**Input material**
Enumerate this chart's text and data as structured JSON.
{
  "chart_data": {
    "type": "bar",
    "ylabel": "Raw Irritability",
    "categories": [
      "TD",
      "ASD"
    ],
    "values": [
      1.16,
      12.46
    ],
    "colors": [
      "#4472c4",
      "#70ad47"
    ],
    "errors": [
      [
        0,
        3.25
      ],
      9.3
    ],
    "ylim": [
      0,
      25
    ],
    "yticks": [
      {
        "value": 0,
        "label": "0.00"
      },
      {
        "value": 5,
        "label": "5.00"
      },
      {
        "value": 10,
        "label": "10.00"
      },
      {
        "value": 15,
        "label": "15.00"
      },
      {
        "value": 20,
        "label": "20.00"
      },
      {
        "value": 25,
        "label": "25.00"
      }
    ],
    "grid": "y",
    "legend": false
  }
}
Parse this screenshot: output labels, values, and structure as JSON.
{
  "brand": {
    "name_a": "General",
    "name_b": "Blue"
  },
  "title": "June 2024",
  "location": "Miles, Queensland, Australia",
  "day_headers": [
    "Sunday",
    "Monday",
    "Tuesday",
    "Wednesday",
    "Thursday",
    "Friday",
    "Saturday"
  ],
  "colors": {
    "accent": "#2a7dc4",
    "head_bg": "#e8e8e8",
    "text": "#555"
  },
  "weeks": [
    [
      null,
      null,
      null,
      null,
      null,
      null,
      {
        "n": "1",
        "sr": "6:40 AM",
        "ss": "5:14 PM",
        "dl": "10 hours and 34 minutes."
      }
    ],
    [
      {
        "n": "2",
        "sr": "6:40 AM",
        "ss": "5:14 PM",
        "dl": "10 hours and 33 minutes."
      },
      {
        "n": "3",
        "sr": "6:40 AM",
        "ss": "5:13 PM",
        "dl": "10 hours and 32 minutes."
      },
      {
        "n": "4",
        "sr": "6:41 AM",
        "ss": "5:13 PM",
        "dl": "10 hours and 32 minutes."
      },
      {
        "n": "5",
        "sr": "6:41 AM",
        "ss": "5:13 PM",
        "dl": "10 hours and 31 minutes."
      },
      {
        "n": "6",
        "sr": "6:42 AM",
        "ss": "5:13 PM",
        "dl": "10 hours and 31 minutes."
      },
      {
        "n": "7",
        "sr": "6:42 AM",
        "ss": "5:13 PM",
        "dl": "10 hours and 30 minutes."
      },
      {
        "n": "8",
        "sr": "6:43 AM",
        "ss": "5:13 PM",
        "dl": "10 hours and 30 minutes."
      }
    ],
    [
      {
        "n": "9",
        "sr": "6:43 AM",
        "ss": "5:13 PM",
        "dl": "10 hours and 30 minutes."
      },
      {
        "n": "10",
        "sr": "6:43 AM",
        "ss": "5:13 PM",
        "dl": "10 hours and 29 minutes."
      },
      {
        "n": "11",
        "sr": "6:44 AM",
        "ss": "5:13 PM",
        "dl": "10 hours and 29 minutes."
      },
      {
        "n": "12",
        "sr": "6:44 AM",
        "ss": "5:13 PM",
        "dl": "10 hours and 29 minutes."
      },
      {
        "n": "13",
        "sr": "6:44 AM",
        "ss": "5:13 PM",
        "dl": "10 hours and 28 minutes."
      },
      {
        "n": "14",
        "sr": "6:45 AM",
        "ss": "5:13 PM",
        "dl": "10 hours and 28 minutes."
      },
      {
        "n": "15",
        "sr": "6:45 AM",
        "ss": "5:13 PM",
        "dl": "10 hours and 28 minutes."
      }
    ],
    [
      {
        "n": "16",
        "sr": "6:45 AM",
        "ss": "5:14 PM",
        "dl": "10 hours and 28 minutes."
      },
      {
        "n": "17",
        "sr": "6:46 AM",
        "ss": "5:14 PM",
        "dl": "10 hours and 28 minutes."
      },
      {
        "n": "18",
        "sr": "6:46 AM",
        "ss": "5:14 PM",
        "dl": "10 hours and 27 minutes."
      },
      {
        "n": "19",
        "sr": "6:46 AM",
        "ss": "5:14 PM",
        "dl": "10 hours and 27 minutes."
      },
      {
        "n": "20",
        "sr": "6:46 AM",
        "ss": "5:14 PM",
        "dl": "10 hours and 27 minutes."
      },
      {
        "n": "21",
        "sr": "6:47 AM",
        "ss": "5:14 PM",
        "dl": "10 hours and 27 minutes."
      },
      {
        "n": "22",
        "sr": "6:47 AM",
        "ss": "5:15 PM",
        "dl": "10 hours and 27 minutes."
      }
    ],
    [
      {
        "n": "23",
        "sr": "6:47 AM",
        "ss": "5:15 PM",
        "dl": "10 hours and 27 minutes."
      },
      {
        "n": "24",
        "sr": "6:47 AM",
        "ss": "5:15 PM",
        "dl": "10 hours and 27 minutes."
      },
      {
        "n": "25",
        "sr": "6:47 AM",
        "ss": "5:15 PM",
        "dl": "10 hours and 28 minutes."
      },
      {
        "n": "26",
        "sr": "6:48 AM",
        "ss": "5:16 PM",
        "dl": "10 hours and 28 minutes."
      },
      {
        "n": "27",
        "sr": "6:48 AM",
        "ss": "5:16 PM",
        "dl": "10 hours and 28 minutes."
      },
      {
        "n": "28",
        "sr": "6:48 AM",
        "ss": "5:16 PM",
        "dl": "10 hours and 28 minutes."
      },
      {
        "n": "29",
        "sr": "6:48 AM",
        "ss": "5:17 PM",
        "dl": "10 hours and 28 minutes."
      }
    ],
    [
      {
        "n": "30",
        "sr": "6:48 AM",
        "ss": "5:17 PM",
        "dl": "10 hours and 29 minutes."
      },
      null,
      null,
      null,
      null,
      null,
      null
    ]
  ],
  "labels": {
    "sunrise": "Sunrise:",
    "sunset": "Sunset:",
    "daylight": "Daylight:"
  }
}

**Set task**
The records above are to be repeated exactly, in their entirety.

**Solution to the problem**
Enumerate this chart's text and data as structured JSON.
{
  "chart_data": {
    "type": "bar",
    "ylabel": "Raw Irritability",
    "categories": [
      "TD",
      "ASD"
    ],
    "values": [
      1.16,
      12.46
    ],
    "colors": [
      "#4472c4",
      "#70ad47"
    ],
    "errors": [
      [
        0,
        3.25
      ],
      9.3
    ],
    "ylim": [
      0,
      25
    ],
    "yticks": [
      {
        "value": 0,
        "label": "0.00"
      },
      {
        "value": 5,
        "label": "5.00"
      },
      {
        "value": 10,
        "label": "10.00"
      },
      {
        "value": 15,
        "label": "15.00"
      },
      {
        "value": 20,
        "label": "20.00"
      },
      {
        "value": 25,
        "label": "25.00"
      }
    ],
    "grid": "y",
    "legend": false
  }
}
Parse this screenshot: output labels, values, and structure as JSON.
{
  "brand": {
    "name_a": "General",
    "name_b": "Blue"
  },
  "title": "June 2024",
  "location": "Miles, Queensland, Australia",
  "day_headers": [
    "Sunday",
    "Monday",
    "Tuesday",
    "Wednesday",
    "Thursday",
    "Friday",
    "Saturday"
  ],
  "colors": {
    "accent": "#2a7dc4",
    "head_bg": "#e8e8e8",
    "text": "#555"
  },
  "weeks": [
    [
      null,
      null,
      null,
      null,
      null,
      null,
      {
        "n": "1",
        "sr": "6:40 AM",
        "ss": "5:14 PM",
        "dl": "10 hours and 34 minutes."
      }
    ],
    [
      {
        "n": "2",
        "sr": "6:40 AM",
        "ss": "5:14 PM",
        "dl": "10 hours and 33 minutes."
      },
      {
        "n": "3",
        "sr": "6:40 AM",
        "ss": "5:13 PM",
        "dl": "10 hours and 32 minutes."
      },
      {
        "n": "4",
        "sr": "6:41 AM",
        "ss": "5:13 PM",
        "dl": "10 hours and 32 minutes."
      },
      {
        "n": "5",
        "sr": "6:41 AM",
        "ss": "5:13 PM",
        "dl": "10 hours and 31 minutes."
      },
      {
        "n": "6",
        "sr": "6:42 AM",
        "ss": "5:13 PM",
        "dl": "10 hours and 31 minutes."
      },
      {
        "n": "7",
        "sr": "6:42 AM",
        "ss": "5:13 PM",
        "dl": "10 hours and 30 minutes."
      },
      {
        "n": "8",
        "sr": "6:43 AM",
        "ss": "5:13 PM",
        "dl": "10 hours and 30 minutes."
      }
    ],
    [
      {
        "n": "9",
        "sr": "6:43 AM",
        "ss": "5:13 PM",
        "dl": "10 hours and 30 minutes."
      },
      {
        "n": "10",
        "sr": "6:43 AM",
        "ss": "5:13 PM",
        "dl": "10 hours and 29 minutes."
      },
      {
        "n": "11",
        "sr": "6:44 AM",
        "ss": "5:13 PM",
        "dl": "10 hours and 29 minutes."
      },
      {
        "n": "12",
        "sr": "6:44 AM",
        "ss": "5:13 PM",
        "dl": "10 hours and 29 minutes."
      },
      {
        "n": "13",
        "sr": "6:44 AM",
        "ss": "5:13 PM",
        "dl": "10 hours and 28 minutes."
      },
      {
        "n": "14",
        "sr": "6:45 AM",
        "ss": "5:13 PM",
        "dl": "10 hours and 28 minutes."
      },
      {
        "n": "15",
        "sr": "6:45 AM",
        "ss": "5:13 PM",
        "dl": "10 hours and 28 minutes."
      }
    ],
    [
      {
        "n": "16",
        "sr": "6:45 AM",
        "ss": "5:14 PM",
        "dl": "10 hours and 28 minutes."
      },
      {
        "n": "17",
        "sr": "6:46 AM",
        "ss": "5:14 PM",
        "dl": "10 hours and 28 minutes."
      },
      {
        "n": "18",
        "sr": "6:46 AM",
        "ss": "5:14 PM",
        "dl": "10 hours and 27 minutes."
      },
      {
        "n": "19",
        "sr": "6:46 AM",
        "ss": "5:14 PM",
        "dl": "10 hours and 27 minutes."
      },
      {
        "n": "20",
        "sr": "6:46 AM",
        "ss": "5:14 PM",
        "dl": "10 hours and 27 minutes."
      },
      {
        "n": "21",
        "sr": "6:47 AM",
        "ss": "5:14 PM",
        "dl": "10 hours and 27 minutes."
      },
      {
        "n": "22",
        "sr": "6:47 AM",
        "ss": "5:15 PM",
        "dl": "10 hours and 27 minutes."
      }
    ],
    [
      {
        "n": "23",
        "sr": "6:47 AM",
        "ss": "5:15 PM",
        "dl": "10 hours and 27 minutes."
      },
      {
        "n": "24",
        "sr": "6:47 AM",
        "ss": "5:15 PM",
        "dl": "10 hours and 27 minutes."
      },
      {
        "n": "25",
        "sr": "6:47 AM",
        "ss": "5:15 PM",
        "dl": "10 hours and 28 minutes."
      },
      {
        "n": "26",
        "sr": "6:48 AM",
        "ss": "5:16 PM",
        "dl": "10 hours and 28 minutes."
      },
      {
        "n": "27",
        "sr": "6:48 AM",
        "ss": "5:16 PM",
        "dl": "10 hours and 28 minutes."
      },
      {
        "n": "28",
        "sr": "6:48 AM",
        "ss": "5:16 PM",
        "dl": "10 hours and 28 minutes."
      },
      {
        "n": "29",
        "sr": "6:48 AM",
        "ss": "5:17 PM",
        "dl": "10 hours and 28 minutes."
      }
    ],
    [
      {
        "n": "30",
        "sr": "6:48 AM",
        "ss": "5:17 PM",
        "dl": "10 hours and 29 minutes."
      },
      null,
      null,
      null,
      null,
      null,
      null
    ]
  ],
  "labels": {
    "sunrise": "Sunrise:",
    "sunset": "Sunset:",
    "daylight": "Daylight:"
  }
}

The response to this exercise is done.